| Exercise goal |
Quote all entries exactly, leaving pictures aside.

———

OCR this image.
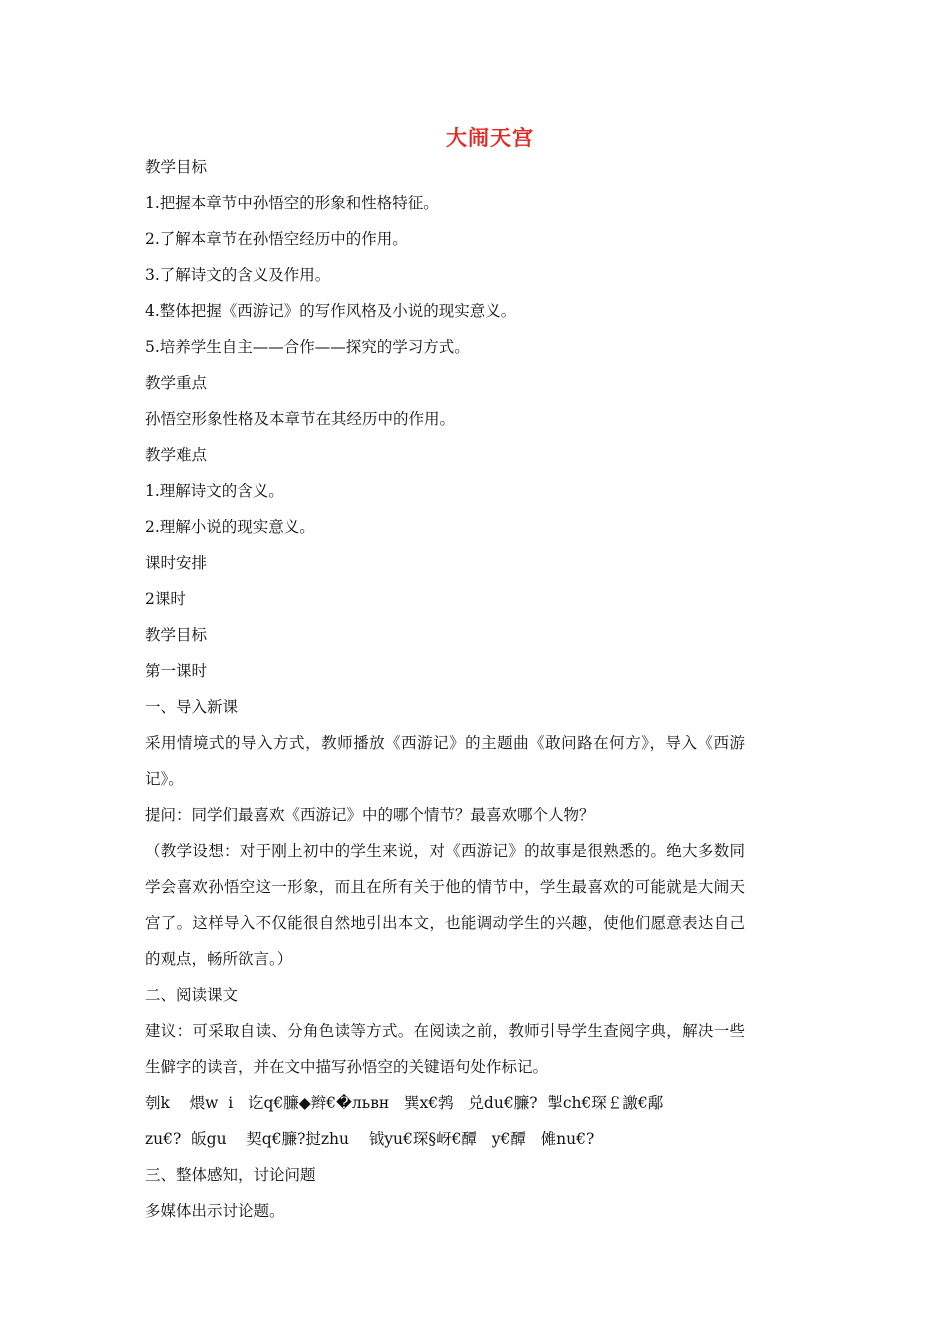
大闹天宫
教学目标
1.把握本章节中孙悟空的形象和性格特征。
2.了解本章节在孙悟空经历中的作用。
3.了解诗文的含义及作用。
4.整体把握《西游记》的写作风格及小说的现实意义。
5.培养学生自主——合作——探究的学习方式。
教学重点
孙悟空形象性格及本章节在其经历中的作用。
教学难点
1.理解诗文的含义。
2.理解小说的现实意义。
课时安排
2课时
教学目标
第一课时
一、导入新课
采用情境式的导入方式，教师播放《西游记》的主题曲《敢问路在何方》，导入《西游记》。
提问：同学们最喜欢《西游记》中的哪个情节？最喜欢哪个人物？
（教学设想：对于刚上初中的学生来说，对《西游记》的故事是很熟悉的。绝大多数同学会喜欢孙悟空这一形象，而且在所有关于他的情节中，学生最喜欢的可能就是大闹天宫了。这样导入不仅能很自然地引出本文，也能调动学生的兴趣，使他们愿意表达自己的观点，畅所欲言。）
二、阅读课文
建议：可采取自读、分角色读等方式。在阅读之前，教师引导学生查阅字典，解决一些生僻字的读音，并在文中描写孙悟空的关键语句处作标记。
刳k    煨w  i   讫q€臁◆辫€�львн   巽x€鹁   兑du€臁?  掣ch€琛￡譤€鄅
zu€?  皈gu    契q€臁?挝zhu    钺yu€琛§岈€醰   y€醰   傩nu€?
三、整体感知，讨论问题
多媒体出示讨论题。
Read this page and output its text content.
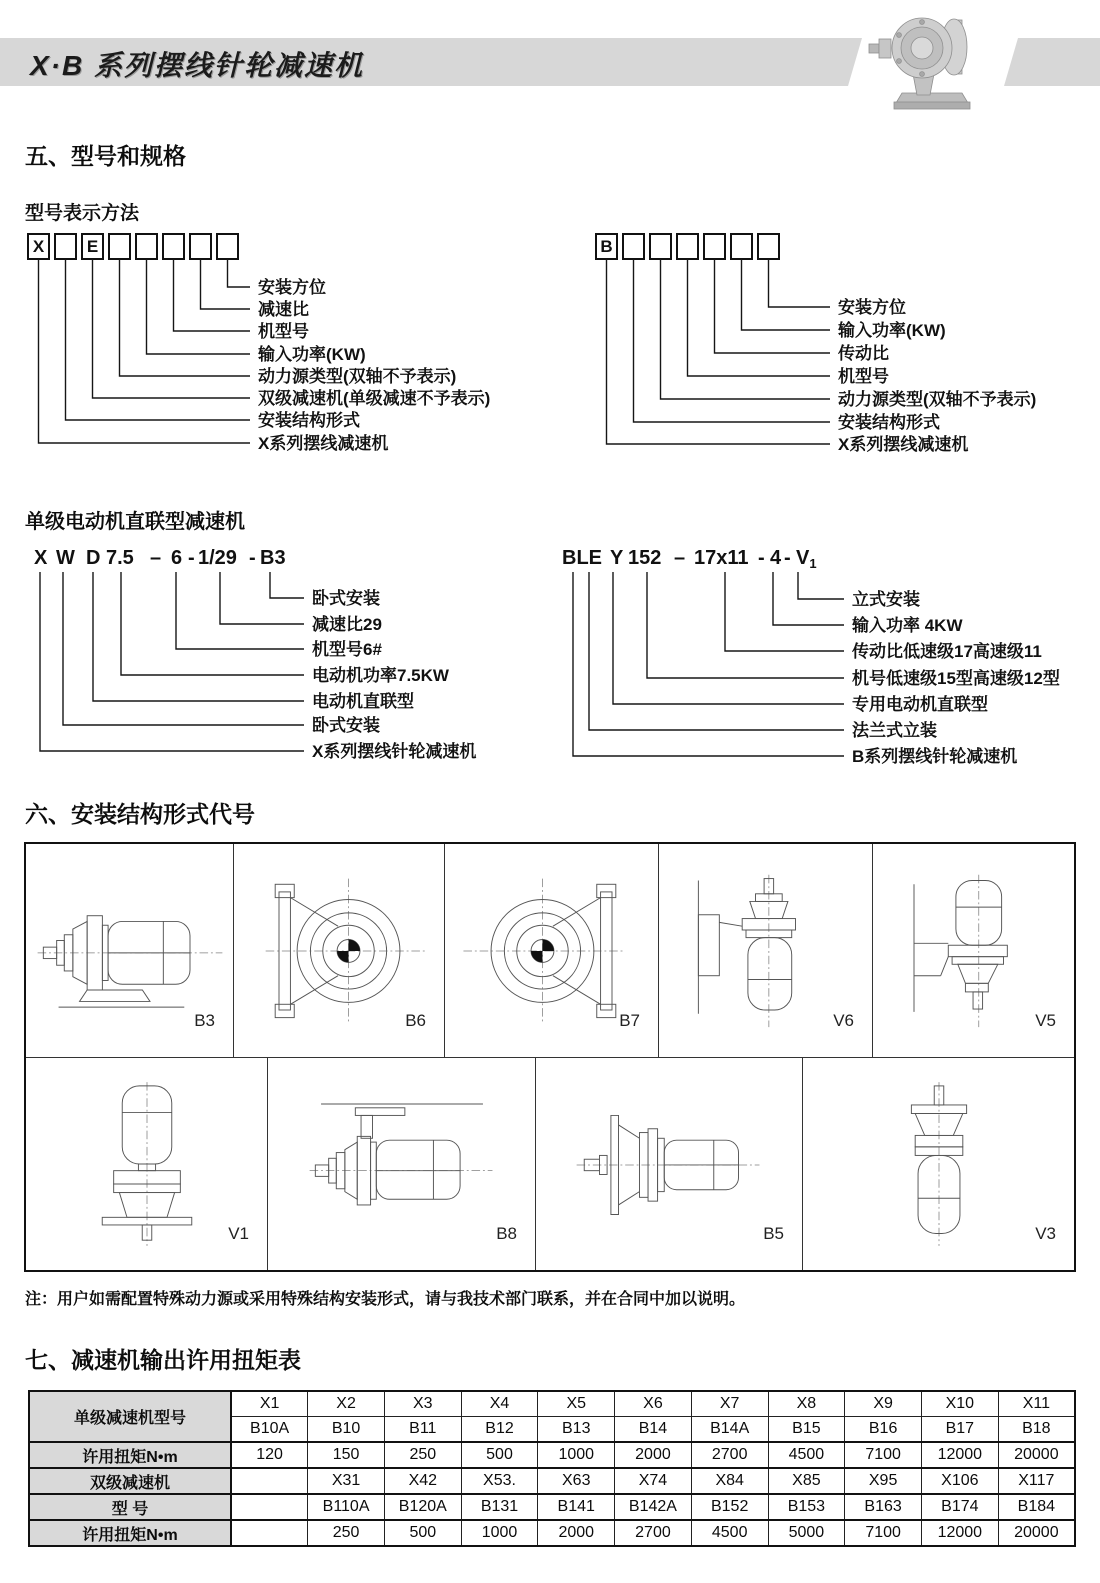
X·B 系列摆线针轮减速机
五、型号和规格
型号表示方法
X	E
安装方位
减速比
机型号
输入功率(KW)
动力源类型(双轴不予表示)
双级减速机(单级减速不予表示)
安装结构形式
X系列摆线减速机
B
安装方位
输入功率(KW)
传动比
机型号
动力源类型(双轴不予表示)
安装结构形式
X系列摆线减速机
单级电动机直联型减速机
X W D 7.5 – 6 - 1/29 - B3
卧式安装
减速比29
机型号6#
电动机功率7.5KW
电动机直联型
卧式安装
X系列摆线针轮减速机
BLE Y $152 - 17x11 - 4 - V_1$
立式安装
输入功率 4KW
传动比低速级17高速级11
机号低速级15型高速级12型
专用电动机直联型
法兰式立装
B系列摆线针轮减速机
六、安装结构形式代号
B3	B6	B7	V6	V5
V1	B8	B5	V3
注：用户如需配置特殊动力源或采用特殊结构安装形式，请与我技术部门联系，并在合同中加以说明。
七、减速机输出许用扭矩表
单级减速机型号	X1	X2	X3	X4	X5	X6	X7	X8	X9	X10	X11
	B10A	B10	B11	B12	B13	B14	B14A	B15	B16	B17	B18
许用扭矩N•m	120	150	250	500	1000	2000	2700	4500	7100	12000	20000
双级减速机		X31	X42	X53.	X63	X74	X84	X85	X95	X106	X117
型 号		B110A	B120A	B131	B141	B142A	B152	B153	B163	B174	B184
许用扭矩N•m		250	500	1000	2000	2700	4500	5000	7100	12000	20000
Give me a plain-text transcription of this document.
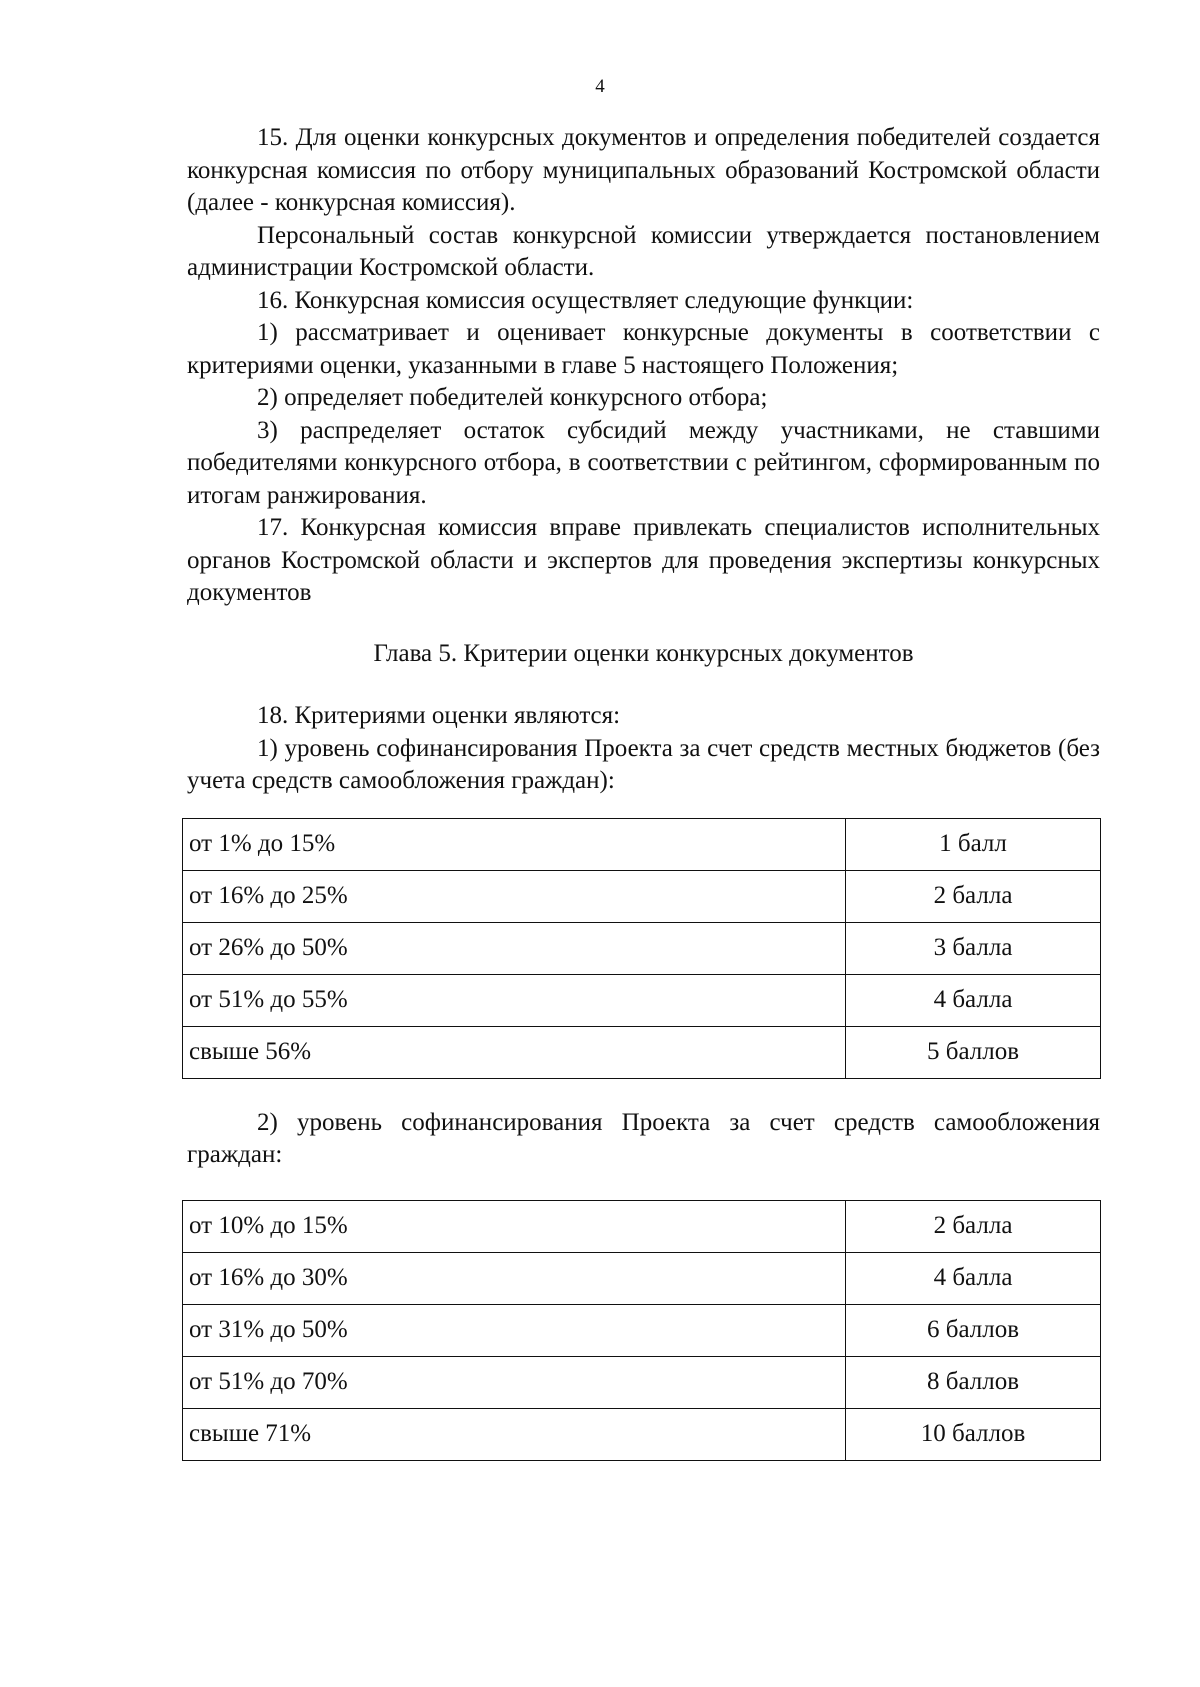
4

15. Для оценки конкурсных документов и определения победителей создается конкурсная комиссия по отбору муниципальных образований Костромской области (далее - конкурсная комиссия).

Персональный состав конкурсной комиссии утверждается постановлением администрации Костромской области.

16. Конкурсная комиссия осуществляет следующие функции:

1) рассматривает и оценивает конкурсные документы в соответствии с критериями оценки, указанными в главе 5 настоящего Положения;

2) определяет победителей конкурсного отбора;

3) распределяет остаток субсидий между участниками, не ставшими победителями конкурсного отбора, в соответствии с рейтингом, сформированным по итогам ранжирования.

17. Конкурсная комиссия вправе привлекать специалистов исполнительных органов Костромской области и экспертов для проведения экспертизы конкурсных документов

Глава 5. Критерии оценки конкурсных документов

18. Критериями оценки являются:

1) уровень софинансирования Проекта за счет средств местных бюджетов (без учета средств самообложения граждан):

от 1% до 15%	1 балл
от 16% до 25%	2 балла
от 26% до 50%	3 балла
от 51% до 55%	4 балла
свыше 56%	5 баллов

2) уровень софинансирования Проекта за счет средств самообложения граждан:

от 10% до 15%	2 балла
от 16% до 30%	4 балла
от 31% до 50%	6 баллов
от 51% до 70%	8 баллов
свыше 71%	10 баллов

———

| Exercise result |
OCR this image.
大闹天宫
教学目标
1.把握本章节中孙悟空的形象和性格特征。
2.了解本章节在孙悟空经历中的作用。
3.了解诗文的含义及作用。
4.整体把握《西游记》的写作风格及小说的现实意义。
5.培养学生自主——合作——探究的学习方式。
教学重点
孙悟空形象性格及本章节在其经历中的作用。
教学难点
1.理解诗文的含义。
2.理解小说的现实意义。
课时安排
2课时
教学目标
第一课时
一、导入新课
采用情境式的导入方式，教师播放《西游记》的主题曲《敢问路在何方》，导入《西游记》。
提问：同学们最喜欢《西游记》中的哪个情节？最喜欢哪个人物？
（教学设想：对于刚上初中的学生来说，对《西游记》的故事是很熟悉的。绝大多数同学会喜欢孙悟空这一形象，而且在所有关于他的情节中，学生最喜欢的可能就是大闹天宫了。这样导入不仅能很自然地引出本文，也能调动学生的兴趣，使他们愿意表达自己的观点，畅所欲言。）
二、阅读课文
建议：可采取自读、分角色读等方式。在阅读之前，教师引导学生查阅字典，解决一些生僻字的读音，并在文中描写孙悟空的关键语句处作标记。
刳k    煨w  i   讫q€臁◆辫€�львн   巽x€鹁   兑du€臁?  掣ch€琛￡譤€鄅
zu€?  皈gu    契q€臁?挝zhu    钺yu€琛§岈€醰   y€醰   傩nu€?
三、整体感知，讨论问题
多媒体出示讨论题。
Read this page and output its text content.
X·B 系列摆线针轮减速机
五、型号和规格
型号表示方法
X	E
安装方位
减速比
机型号
输入功率(KW)
动力源类型(双轴不予表示)
双级减速机(单级减速不予表示)
安装结构形式
X系列摆线减速机
B
安装方位
输入功率(KW)
传动比
机型号
动力源类型(双轴不予表示)
安装结构形式
X系列摆线减速机
单级电动机直联型减速机
X W D 7.5 – 6 - 1/29 - B3
卧式安装
减速比29
机型号6#
电动机功率7.5KW
电动机直联型
卧式安装
X系列摆线针轮减速机
BLE Y $152 - 17x11 - 4 - V_1$
立式安装
输入功率 4KW
传动比低速级17高速级11
机号低速级15型高速级12型
专用电动机直联型
法兰式立装
B系列摆线针轮减速机
六、安装结构形式代号
B3	B6	B7	V6	V5
V1	B8	B5	V3
注：用户如需配置特殊动力源或采用特殊结构安装形式，请与我技术部门联系，并在合同中加以说明。
七、减速机输出许用扭矩表
单级减速机型号	X1	X2	X3	X4	X5	X6	X7	X8	X9	X10	X11
	B10A	B10	B11	B12	B13	B14	B14A	B15	B16	B17	B18
许用扭矩N•m	120	150	250	500	1000	2000	2700	4500	7100	12000	20000
双级减速机		X31	X42	X53.	X63	X74	X84	X85	X95	X106	X117
型 号		B110A	B120A	B131	B141	B142A	B152	B153	B163	B174	B184
许用扭矩N•m		250	500	1000	2000	2700	4500	5000	7100	12000	20000
Give me a plain-text transcription of this document.
4

15. Для оценки конкурсных документов и определения победителей создается конкурсная комиссия по отбору муниципальных образований Костромской области (далее - конкурсная комиссия).

Персональный состав конкурсной комиссии утверждается постановлением администрации Костромской области.

16. Конкурсная комиссия осуществляет следующие функции:

1) рассматривает и оценивает конкурсные документы в соответствии с критериями оценки, указанными в главе 5 настоящего Положения;

2) определяет победителей конкурсного отбора;

3) распределяет остаток субсидий между участниками, не ставшими победителями конкурсного отбора, в соответствии с рейтингом, сформированным по итогам ранжирования.

17. Конкурсная комиссия вправе привлекать специалистов исполнительных органов Костромской области и экспертов для проведения экспертизы конкурсных документов

Глава 5. Критерии оценки конкурсных документов

18. Критериями оценки являются:

1) уровень софинансирования Проекта за счет средств местных бюджетов (без учета средств самообложения граждан):

от 1% до 15%	1 балл
от 16% до 25%	2 балла
от 26% до 50%	3 балла
от 51% до 55%	4 балла
свыше 56%	5 баллов

2) уровень софинансирования Проекта за счет средств самообложения граждан:

от 10% до 15%	2 балла
от 16% до 30%	4 балла
от 31% до 50%	6 баллов
от 51% до 70%	8 баллов
свыше 71%	10 баллов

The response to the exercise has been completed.